> [DIRECTION]:
Copy out every line of the items below word for word, leaving out the pictures.

(Items from a dataset)
•••

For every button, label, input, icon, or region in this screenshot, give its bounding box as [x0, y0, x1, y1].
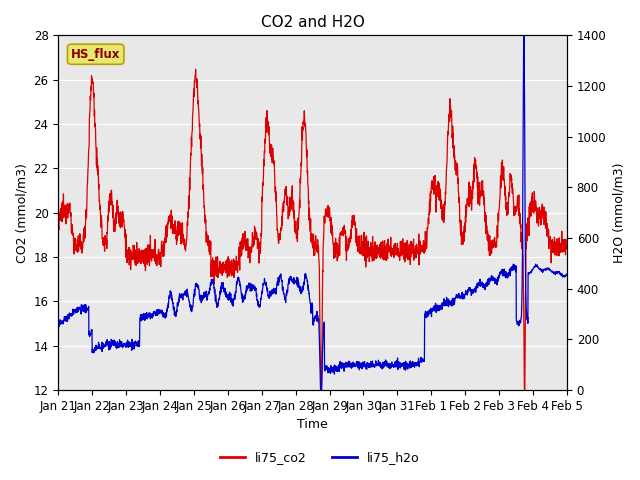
X-axis label: Time: Time	[297, 419, 328, 432]
Legend: li75_co2, li75_h2o: li75_co2, li75_h2o	[215, 446, 425, 469]
Y-axis label: H2O (mmol/m3): H2O (mmol/m3)	[612, 162, 625, 263]
Text: HS_flux: HS_flux	[71, 48, 120, 61]
Y-axis label: CO2 (mmol/m3): CO2 (mmol/m3)	[15, 163, 28, 263]
Title: CO2 and H2O: CO2 and H2O	[260, 15, 365, 30]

•••

> [THE RESPONSE]:
For every button, label, input, icon, or region in this screenshot, give its bounding box as [x0, y0, x1, y1].
X-axis label: Time: Time	[297, 419, 328, 432]
Legend: li75_co2, li75_h2o: li75_co2, li75_h2o	[215, 446, 425, 469]
Y-axis label: H2O (mmol/m3): H2O (mmol/m3)	[612, 162, 625, 263]
Text: HS_flux: HS_flux	[71, 48, 120, 61]
Y-axis label: CO2 (mmol/m3): CO2 (mmol/m3)	[15, 163, 28, 263]
Title: CO2 and H2O: CO2 and H2O	[260, 15, 365, 30]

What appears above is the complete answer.